- [WORK TO DO]:
Retype each record shown below, leaving every character as it is.

- [DATASET RECORDS]:

[BEGIN]

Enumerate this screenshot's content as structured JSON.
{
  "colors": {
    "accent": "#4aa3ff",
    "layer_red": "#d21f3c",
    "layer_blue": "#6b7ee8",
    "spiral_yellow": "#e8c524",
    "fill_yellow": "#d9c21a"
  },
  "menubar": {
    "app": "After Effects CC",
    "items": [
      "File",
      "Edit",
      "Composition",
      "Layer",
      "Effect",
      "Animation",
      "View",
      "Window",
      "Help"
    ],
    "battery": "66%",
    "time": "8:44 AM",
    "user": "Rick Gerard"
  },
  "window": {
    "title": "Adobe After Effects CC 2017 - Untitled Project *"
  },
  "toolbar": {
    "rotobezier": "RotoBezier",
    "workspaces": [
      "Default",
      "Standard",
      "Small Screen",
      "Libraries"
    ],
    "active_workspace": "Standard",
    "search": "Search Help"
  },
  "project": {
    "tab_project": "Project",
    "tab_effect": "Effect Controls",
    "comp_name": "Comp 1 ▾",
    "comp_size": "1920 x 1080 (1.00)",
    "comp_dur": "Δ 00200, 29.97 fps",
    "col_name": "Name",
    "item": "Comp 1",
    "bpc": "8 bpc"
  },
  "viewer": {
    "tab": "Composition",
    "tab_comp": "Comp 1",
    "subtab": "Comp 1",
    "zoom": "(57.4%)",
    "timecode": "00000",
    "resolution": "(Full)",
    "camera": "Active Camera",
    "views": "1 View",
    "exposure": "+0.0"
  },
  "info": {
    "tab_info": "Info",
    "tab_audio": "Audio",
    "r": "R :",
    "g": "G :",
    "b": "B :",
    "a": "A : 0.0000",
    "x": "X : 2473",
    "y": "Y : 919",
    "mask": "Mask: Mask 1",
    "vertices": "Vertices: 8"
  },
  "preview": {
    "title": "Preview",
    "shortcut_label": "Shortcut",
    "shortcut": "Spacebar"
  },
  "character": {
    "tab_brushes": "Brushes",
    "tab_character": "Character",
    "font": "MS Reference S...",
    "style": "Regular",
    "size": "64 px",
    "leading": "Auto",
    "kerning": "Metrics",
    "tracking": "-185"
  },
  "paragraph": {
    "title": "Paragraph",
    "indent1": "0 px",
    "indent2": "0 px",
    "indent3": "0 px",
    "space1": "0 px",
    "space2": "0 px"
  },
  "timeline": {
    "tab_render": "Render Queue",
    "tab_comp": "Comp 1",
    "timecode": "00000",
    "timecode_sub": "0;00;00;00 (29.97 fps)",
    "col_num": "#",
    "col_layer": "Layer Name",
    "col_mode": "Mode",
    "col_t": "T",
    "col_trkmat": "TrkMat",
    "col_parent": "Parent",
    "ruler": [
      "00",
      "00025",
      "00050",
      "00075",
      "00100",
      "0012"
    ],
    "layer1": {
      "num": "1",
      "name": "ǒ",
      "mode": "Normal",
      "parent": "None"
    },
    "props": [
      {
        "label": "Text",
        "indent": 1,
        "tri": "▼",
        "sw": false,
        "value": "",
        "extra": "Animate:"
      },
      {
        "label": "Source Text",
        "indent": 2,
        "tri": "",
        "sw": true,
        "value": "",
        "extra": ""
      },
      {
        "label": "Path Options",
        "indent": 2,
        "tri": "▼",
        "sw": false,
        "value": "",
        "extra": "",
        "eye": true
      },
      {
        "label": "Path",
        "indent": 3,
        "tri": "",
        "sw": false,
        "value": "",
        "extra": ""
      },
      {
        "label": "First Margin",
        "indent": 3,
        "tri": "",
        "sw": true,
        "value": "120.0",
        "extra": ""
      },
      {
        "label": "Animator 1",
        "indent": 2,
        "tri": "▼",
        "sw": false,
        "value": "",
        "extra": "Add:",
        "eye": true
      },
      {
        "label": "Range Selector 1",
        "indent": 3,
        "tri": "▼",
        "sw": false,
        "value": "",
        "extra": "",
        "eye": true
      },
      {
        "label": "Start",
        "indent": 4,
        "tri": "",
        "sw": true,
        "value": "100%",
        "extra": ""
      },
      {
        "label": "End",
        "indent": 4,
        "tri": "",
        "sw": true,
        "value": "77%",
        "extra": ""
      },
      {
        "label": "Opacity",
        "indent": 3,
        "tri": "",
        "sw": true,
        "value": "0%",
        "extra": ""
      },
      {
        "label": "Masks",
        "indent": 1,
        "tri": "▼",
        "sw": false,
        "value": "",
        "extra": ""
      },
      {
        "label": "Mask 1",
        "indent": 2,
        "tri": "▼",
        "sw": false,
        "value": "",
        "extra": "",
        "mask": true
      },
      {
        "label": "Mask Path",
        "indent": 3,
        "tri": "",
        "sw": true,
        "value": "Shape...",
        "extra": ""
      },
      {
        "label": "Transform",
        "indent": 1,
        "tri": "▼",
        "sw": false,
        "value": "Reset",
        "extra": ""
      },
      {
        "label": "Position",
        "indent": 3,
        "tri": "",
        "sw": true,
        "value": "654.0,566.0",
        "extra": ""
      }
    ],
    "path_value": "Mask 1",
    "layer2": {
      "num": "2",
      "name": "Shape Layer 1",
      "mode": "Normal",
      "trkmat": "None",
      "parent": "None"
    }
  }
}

[END]

- [EXERCISE RESPONSE]:
Enumerate this screenshot's content as structured JSON.
{
  "colors": {
    "accent": "#4aa3ff",
    "layer_red": "#d21f3c",
    "layer_blue": "#6b7ee8",
    "spiral_yellow": "#e8c524",
    "fill_yellow": "#d9c21a"
  },
  "menubar": {
    "app": "After Effects CC",
    "items": [
      "File",
      "Edit",
      "Composition",
      "Layer",
      "Effect",
      "Animation",
      "View",
      "Window",
      "Help"
    ],
    "battery": "66%",
    "time": "8:44 AM",
    "user": "Rick Gerard"
  },
  "window": {
    "title": "Adobe After Effects CC 2017 - Untitled Project *"
  },
  "toolbar": {
    "rotobezier": "RotoBezier",
    "workspaces": [
      "Default",
      "Standard",
      "Small Screen",
      "Libraries"
    ],
    "active_workspace": "Standard",
    "search": "Search Help"
  },
  "project": {
    "tab_project": "Project",
    "tab_effect": "Effect Controls",
    "comp_name": "Comp 1 ▾",
    "comp_size": "1920 x 1080 (1.00)",
    "comp_dur": "Δ 00200, 29.97 fps",
    "col_name": "Name",
    "item": "Comp 1",
    "bpc": "8 bpc"
  },
  "viewer": {
    "tab": "Composition",
    "tab_comp": "Comp 1",
    "subtab": "Comp 1",
    "zoom": "(57.4%)",
    "timecode": "00000",
    "resolution": "(Full)",
    "camera": "Active Camera",
    "views": "1 View",
    "exposure": "+0.0"
  },
  "info": {
    "tab_info": "Info",
    "tab_audio": "Audio",
    "r": "R :",
    "g": "G :",
    "b": "B :",
    "a": "A : 0.0000",
    "x": "X : 2473",
    "y": "Y : 919",
    "mask": "Mask: Mask 1",
    "vertices": "Vertices: 8"
  },
  "preview": {
    "title": "Preview",
    "shortcut_label": "Shortcut",
    "shortcut": "Spacebar"
  },
  "character": {
    "tab_brushes": "Brushes",
    "tab_character": "Character",
    "font": "MS Reference S...",
    "style": "Regular",
    "size": "64 px",
    "leading": "Auto",
    "kerning": "Metrics",
    "tracking": "-185"
  },
  "paragraph": {
    "title": "Paragraph",
    "indent1": "0 px",
    "indent2": "0 px",
    "indent3": "0 px",
    "space1": "0 px",
    "space2": "0 px"
  },
  "timeline": {
    "tab_render": "Render Queue",
    "tab_comp": "Comp 1",
    "timecode": "00000",
    "timecode_sub": "0;00;00;00 (29.97 fps)",
    "col_num": "#",
    "col_layer": "Layer Name",
    "col_mode": "Mode",
    "col_t": "T",
    "col_trkmat": "TrkMat",
    "col_parent": "Parent",
    "ruler": [
      "00",
      "00025",
      "00050",
      "00075",
      "00100",
      "0012"
    ],
    "layer1": {
      "num": "1",
      "name": "ǒ",
      "mode": "Normal",
      "parent": "None"
    },
    "props": [
      {
        "label": "Text",
        "indent": 1,
        "tri": "▼",
        "sw": false,
        "value": "",
        "extra": "Animate:"
      },
      {
        "label": "Source Text",
        "indent": 2,
        "tri": "",
        "sw": true,
        "value": "",
        "extra": ""
      },
      {
        "label": "Path Options",
        "indent": 2,
        "tri": "▼",
        "sw": false,
        "value": "",
        "extra": "",
        "eye": true
      },
      {
        "label": "Path",
        "indent": 3,
        "tri": "",
        "sw": false,
        "value": "",
        "extra": ""
      },
      {
        "label": "First Margin",
        "indent": 3,
        "tri": "",
        "sw": true,
        "value": "120.0",
        "extra": ""
      },
      {
        "label": "Animator 1",
        "indent": 2,
        "tri": "▼",
        "sw": false,
        "value": "",
        "extra": "Add:",
        "eye": true
      },
      {
        "label": "Range Selector 1",
        "indent": 3,
        "tri": "▼",
        "sw": false,
        "value": "",
        "extra": "",
        "eye": true
      },
      {
        "label": "Start",
        "indent": 4,
        "tri": "",
        "sw": true,
        "value": "100%",
        "extra": ""
      },
      {
        "label": "End",
        "indent": 4,
        "tri": "",
        "sw": true,
        "value": "77%",
        "extra": ""
      },
      {
        "label": "Opacity",
        "indent": 3,
        "tri": "",
        "sw": true,
        "value": "0%",
        "extra": ""
      },
      {
        "label": "Masks",
        "indent": 1,
        "tri": "▼",
        "sw": false,
        "value": "",
        "extra": ""
      },
      {
        "label": "Mask 1",
        "indent": 2,
        "tri": "▼",
        "sw": false,
        "value": "",
        "extra": "",
        "mask": true
      },
      {
        "label": "Mask Path",
        "indent": 3,
        "tri": "",
        "sw": true,
        "value": "Shape...",
        "extra": ""
      },
      {
        "label": "Transform",
        "indent": 1,
        "tri": "▼",
        "sw": false,
        "value": "Reset",
        "extra": ""
      },
      {
        "label": "Position",
        "indent": 3,
        "tri": "",
        "sw": true,
        "value": "654.0,566.0",
        "extra": ""
      }
    ],
    "path_value": "Mask 1",
    "layer2": {
      "num": "2",
      "name": "Shape Layer 1",
      "mode": "Normal",
      "trkmat": "None",
      "parent": "None"
    }
  }
}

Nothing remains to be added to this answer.